WHAT THE TASK REQUIRES
Scan the data beneath this task and copy each line that includes "scientific".

MATERIAL TO PROCESS

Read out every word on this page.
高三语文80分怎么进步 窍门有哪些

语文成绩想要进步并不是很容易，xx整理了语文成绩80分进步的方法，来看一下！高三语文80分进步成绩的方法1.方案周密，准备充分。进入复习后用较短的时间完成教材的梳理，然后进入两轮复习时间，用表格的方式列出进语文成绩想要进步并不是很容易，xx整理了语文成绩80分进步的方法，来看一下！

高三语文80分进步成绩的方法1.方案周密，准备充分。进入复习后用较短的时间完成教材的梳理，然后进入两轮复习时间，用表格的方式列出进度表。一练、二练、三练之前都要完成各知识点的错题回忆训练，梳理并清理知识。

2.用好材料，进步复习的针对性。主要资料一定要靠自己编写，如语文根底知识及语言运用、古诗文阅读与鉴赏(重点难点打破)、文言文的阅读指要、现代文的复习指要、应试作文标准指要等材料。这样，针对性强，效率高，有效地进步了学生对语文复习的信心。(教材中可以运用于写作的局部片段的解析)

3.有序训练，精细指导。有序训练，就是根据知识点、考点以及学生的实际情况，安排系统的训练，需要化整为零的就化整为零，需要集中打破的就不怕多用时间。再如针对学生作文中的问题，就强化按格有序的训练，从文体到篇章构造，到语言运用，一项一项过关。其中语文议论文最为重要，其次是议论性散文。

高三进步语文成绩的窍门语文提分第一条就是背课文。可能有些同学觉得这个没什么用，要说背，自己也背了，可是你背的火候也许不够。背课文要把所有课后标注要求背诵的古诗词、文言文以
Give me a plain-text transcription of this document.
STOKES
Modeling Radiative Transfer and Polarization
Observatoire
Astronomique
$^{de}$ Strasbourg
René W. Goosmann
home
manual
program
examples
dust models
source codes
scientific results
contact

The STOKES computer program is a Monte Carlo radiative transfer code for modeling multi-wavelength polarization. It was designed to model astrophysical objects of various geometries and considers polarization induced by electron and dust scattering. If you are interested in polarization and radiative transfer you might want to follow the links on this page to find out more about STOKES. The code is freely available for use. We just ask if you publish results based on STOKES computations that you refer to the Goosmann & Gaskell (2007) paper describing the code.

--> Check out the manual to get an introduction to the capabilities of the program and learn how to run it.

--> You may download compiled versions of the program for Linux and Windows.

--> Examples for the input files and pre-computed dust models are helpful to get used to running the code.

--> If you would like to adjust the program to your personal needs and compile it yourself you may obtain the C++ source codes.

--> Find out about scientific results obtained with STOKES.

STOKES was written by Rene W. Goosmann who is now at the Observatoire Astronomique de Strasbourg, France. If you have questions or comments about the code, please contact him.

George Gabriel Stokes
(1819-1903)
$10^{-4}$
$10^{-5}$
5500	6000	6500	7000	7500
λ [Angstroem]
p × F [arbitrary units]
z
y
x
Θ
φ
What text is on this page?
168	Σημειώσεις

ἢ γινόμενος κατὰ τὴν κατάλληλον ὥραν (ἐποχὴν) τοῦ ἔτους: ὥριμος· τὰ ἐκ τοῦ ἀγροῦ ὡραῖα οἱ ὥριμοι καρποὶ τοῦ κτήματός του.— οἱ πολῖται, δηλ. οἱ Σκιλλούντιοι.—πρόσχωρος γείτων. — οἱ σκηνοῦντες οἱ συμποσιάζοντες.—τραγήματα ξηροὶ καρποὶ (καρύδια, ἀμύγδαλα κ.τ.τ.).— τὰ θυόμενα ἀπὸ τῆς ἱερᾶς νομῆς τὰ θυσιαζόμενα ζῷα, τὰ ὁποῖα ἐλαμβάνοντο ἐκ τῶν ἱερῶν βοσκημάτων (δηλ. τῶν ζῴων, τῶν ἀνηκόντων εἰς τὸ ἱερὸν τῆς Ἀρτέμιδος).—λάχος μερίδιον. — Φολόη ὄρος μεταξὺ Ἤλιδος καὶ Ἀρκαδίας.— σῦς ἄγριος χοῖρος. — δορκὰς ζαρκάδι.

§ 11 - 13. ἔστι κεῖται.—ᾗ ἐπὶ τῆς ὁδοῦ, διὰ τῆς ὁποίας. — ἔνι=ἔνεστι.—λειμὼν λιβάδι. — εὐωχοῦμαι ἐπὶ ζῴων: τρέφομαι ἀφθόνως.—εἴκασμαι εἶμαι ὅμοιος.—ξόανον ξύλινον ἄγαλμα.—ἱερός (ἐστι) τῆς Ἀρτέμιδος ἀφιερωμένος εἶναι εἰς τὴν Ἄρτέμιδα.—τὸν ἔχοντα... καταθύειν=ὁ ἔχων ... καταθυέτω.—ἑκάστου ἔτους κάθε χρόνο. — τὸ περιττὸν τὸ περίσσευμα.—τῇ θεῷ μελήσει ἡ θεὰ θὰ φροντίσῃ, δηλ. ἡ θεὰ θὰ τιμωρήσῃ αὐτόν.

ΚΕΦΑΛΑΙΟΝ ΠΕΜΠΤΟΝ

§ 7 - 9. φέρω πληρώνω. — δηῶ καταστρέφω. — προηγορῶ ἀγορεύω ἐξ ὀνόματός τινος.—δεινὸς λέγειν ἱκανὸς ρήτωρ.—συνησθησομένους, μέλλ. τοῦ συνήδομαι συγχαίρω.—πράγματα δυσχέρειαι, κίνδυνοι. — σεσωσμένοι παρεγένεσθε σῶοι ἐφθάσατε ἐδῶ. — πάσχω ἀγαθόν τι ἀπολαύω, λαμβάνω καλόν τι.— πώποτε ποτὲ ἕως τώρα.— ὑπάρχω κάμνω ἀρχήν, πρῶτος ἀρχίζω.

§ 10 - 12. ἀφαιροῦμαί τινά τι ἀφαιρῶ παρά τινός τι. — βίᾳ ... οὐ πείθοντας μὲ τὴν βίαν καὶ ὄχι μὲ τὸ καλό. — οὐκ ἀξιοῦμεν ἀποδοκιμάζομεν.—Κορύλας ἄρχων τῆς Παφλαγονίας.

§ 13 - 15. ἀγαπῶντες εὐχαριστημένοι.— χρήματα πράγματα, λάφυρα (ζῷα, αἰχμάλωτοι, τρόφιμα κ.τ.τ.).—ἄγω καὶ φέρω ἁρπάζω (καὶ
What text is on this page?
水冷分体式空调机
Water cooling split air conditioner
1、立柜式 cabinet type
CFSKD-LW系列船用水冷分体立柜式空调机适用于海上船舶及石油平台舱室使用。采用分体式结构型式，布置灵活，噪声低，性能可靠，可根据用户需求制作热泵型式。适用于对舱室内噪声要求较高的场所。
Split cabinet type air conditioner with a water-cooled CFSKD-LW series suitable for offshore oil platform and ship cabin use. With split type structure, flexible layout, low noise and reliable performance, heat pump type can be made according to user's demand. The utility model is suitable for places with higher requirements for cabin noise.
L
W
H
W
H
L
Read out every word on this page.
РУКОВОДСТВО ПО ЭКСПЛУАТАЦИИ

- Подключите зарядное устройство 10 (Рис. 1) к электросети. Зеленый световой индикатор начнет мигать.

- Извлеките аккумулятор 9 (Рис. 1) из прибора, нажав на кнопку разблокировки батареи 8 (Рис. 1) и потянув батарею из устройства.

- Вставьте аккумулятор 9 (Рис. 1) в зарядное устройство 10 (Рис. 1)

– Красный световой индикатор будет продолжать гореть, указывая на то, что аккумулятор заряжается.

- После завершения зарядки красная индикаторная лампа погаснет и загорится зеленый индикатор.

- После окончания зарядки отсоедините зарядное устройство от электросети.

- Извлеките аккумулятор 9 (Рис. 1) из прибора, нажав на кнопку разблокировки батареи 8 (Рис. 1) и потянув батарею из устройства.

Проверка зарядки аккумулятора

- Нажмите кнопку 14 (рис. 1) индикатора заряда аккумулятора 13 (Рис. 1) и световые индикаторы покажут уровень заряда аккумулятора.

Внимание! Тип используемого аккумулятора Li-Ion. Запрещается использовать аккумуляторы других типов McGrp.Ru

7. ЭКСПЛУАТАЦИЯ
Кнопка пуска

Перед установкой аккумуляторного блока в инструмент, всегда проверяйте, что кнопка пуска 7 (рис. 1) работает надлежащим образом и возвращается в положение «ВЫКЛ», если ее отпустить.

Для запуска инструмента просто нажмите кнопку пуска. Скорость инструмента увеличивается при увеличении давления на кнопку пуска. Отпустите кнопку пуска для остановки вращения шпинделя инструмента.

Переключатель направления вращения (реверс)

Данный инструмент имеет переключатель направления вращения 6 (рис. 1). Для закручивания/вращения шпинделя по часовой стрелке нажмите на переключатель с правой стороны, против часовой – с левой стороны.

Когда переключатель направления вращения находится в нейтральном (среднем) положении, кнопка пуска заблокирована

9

RIGHT ANSWER
scientific results
--> Find out about scientific results obtained with STOKES.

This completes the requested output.